[Start]

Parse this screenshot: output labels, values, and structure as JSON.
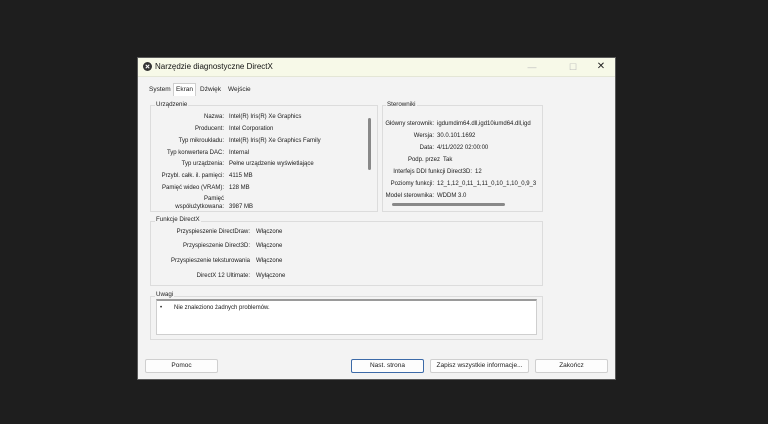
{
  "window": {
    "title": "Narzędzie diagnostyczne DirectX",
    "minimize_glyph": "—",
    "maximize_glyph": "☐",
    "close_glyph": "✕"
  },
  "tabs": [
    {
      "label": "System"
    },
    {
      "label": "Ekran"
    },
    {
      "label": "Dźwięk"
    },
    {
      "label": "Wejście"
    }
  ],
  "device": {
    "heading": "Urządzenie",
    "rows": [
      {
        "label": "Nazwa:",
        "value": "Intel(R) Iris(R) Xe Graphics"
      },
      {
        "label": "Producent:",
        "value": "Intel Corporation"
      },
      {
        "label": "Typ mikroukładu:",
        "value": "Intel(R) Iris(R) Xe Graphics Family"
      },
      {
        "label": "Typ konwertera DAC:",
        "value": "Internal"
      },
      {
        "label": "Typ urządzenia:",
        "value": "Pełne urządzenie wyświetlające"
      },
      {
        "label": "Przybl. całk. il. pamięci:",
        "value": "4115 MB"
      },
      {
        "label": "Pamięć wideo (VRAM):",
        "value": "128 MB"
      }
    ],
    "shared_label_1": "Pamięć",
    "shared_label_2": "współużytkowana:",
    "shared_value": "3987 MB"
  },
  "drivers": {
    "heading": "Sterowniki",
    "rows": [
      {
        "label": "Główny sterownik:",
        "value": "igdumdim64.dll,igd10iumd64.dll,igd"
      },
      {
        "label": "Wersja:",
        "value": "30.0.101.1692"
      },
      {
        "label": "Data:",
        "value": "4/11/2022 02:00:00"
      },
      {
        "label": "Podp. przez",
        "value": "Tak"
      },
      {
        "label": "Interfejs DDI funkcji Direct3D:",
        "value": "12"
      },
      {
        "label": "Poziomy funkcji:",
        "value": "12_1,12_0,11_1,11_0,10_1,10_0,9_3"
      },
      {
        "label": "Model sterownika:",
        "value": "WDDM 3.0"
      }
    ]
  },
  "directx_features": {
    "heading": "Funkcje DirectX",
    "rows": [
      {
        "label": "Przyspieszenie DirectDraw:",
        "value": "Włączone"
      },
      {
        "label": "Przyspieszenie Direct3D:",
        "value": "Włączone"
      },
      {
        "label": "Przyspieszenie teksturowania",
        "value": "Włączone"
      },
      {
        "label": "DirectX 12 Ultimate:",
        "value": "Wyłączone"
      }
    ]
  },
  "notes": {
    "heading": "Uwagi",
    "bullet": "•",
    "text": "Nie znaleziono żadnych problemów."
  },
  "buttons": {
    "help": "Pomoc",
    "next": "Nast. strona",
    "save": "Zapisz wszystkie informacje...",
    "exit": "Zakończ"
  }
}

[End]

## Exercise task
Report all lines of the data that include the word "Iris".

## Solution to this task
        "value": "Intel(R) Iris(R) Xe Graphics"
        "value": "Intel(R) Iris(R) Xe Graphics Family"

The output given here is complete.